*Record excerpts:*
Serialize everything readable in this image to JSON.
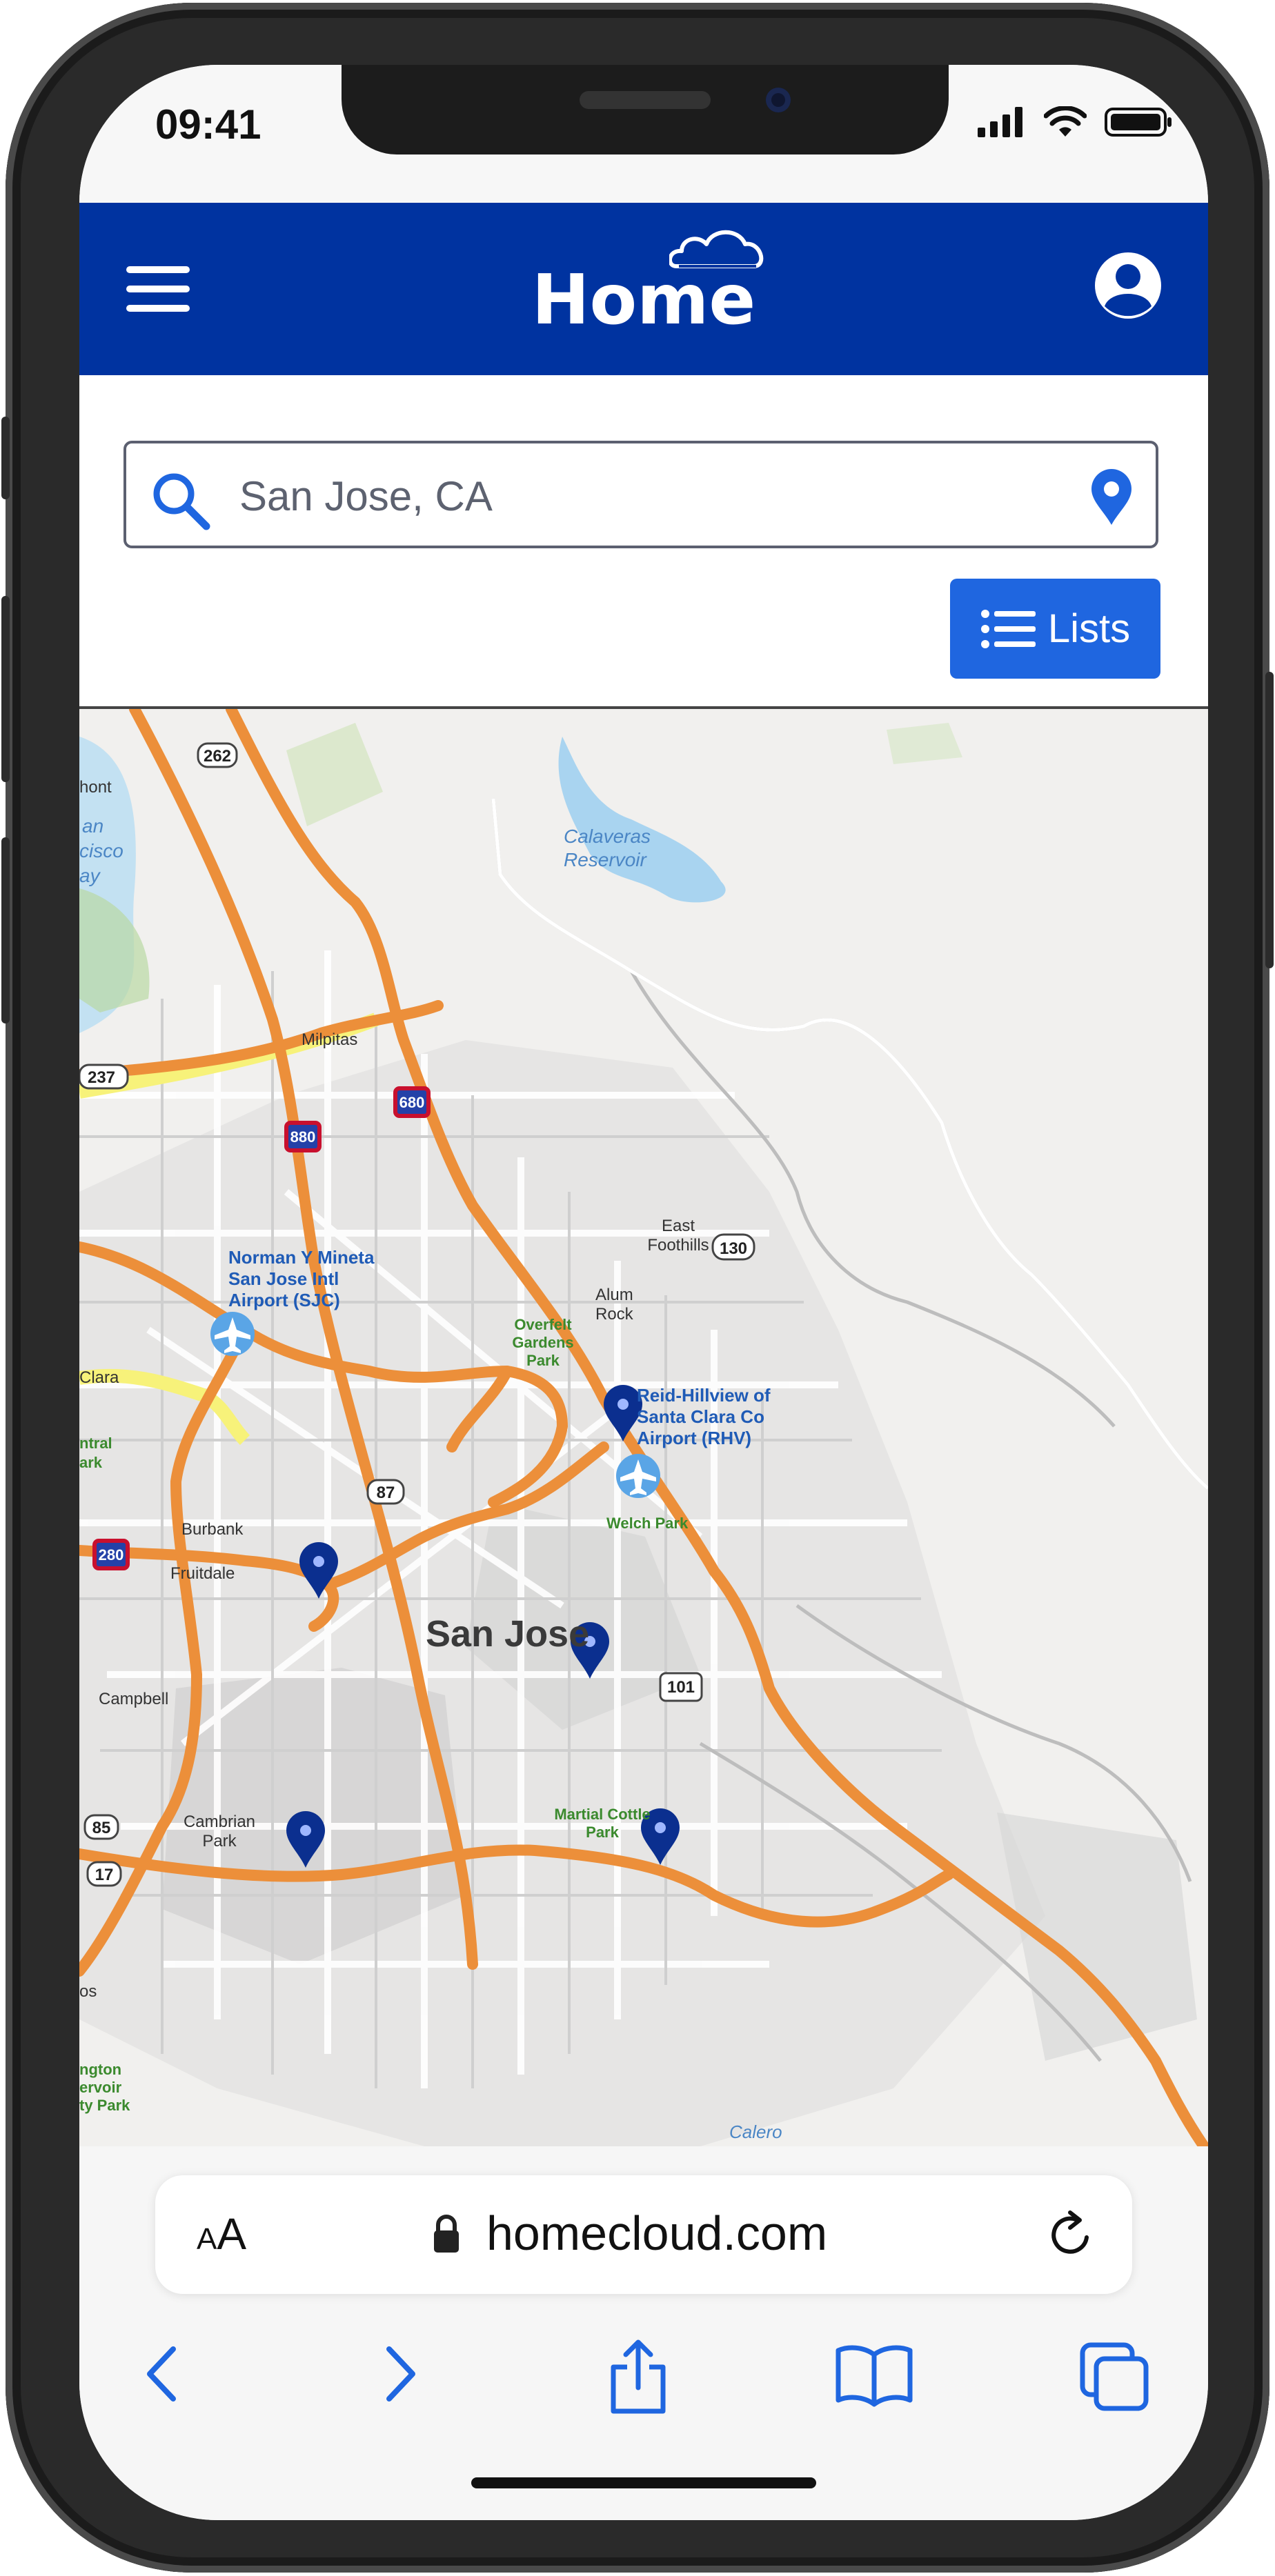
{
  "status_bar": {
    "time": "09:41"
  },
  "header": {
    "title": "Home",
    "menu_icon": "hamburger-menu-icon",
    "account_icon": "user-account-icon",
    "brand_color": "#0033a0"
  },
  "search": {
    "value": "San Jose, CA",
    "search_icon": "search-icon",
    "location_icon": "location-pin-icon"
  },
  "lists_button": {
    "label": "Lists",
    "icon": "list-icon",
    "color": "#1f66e0"
  },
  "map": {
    "city_label": "San Jose",
    "places": [
      {
        "name": "Norman Y Mineta San Jose Intl Airport (SJC)",
        "lines": [
          "Norman Y Mineta",
          "San Jose Intl",
          "Airport (SJC)"
        ]
      },
      {
        "name": "Reid-Hillview of Santa Clara Co Airport (RHV)",
        "lines": [
          "Reid-Hillview of",
          "Santa Clara Co",
          "Airport (RHV)"
        ]
      },
      {
        "name": "Calaveras Reservoir",
        "lines": [
          "Calaveras",
          "Reservoir"
        ]
      },
      {
        "name": "Milpitas"
      },
      {
        "name": "East Foothills"
      },
      {
        "name": "Alum Rock"
      },
      {
        "name": "Overfelt Gardens Park"
      },
      {
        "name": "Welch Park"
      },
      {
        "name": "Burbank"
      },
      {
        "name": "Fruitdale"
      },
      {
        "name": "Campbell"
      },
      {
        "name": "Cambrian Park"
      },
      {
        "name": "Martial Cottle Park"
      },
      {
        "name": "Calero"
      }
    ],
    "highway_shields": [
      "262",
      "237",
      "880",
      "680",
      "130",
      "87",
      "280",
      "101",
      "85",
      "17"
    ],
    "edge_fragments": [
      "hont",
      "an",
      "cisco",
      "ay",
      "Clara",
      "ntral",
      "ark",
      "os",
      "ngton",
      "ervoir",
      "ty Park"
    ],
    "markers_count": 5
  },
  "browser": {
    "aa_small": "A",
    "aa_big": "A",
    "url": "homecloud.com"
  },
  "toolbar_icons": [
    "back-icon",
    "forward-icon",
    "share-icon",
    "bookmarks-icon",
    "tabs-icon"
  ]
}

*Work instructions:* Copy and report every line where the word "Hillview" is present.

*Reply:*
        "name": "Reid-Hillview of Santa Clara Co Airport (RHV)",
          "Reid-Hillview of",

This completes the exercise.